*Set problem:*
Omit all pictures, then retype the data exactly as given.

^^^^^^^^^^^^^^^^

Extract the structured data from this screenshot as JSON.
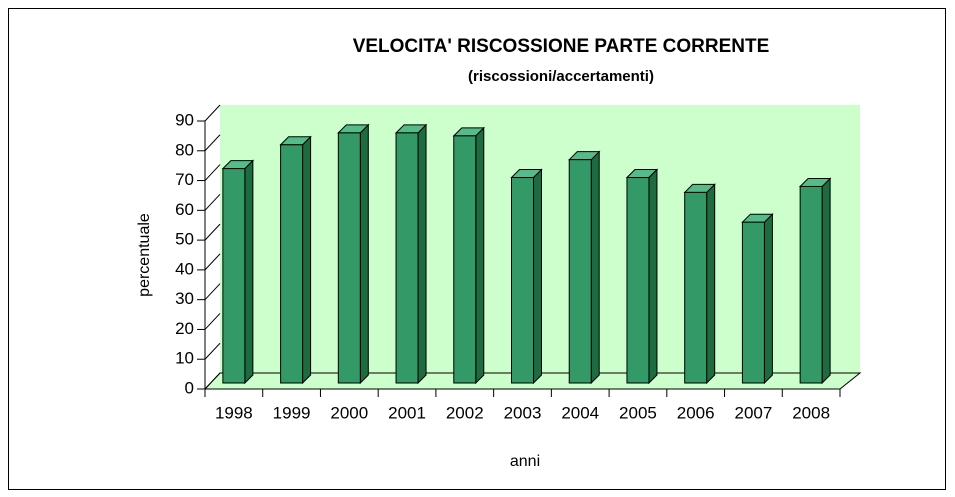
{
  "chart_data": {
    "type": "bar3d",
    "title": "VELOCITA' RISCOSSIONE PARTE CORRENTE",
    "subtitle": "(riscossioni/accertamenti)",
    "x_label": "anni",
    "y_label": "percentuale",
    "categories": [
      "1998",
      "1999",
      "2000",
      "2001",
      "2002",
      "2003",
      "2004",
      "2005",
      "2006",
      "2007",
      "2008"
    ],
    "values": [
      72,
      80,
      84,
      84,
      83,
      69,
      75,
      69,
      64,
      54,
      66
    ],
    "color": "#339966",
    "ylim": [
      0,
      90
    ],
    "yticks": [
      0,
      10,
      20,
      30,
      40,
      50,
      60,
      70,
      80,
      90
    ],
    "wall_color": "#ccffcc"
  }
}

^^^^^^^^^^^^^^^^

*Answer to this problem:*
Extract the structured data from this screenshot as JSON.
{
  "chart_data": {
    "type": "bar3d",
    "title": "VELOCITA' RISCOSSIONE PARTE CORRENTE",
    "subtitle": "(riscossioni/accertamenti)",
    "x_label": "anni",
    "y_label": "percentuale",
    "categories": [
      "1998",
      "1999",
      "2000",
      "2001",
      "2002",
      "2003",
      "2004",
      "2005",
      "2006",
      "2007",
      "2008"
    ],
    "values": [
      72,
      80,
      84,
      84,
      83,
      69,
      75,
      69,
      64,
      54,
      66
    ],
    "color": "#339966",
    "ylim": [
      0,
      90
    ],
    "yticks": [
      0,
      10,
      20,
      30,
      40,
      50,
      60,
      70,
      80,
      90
    ],
    "wall_color": "#ccffcc"
  }
}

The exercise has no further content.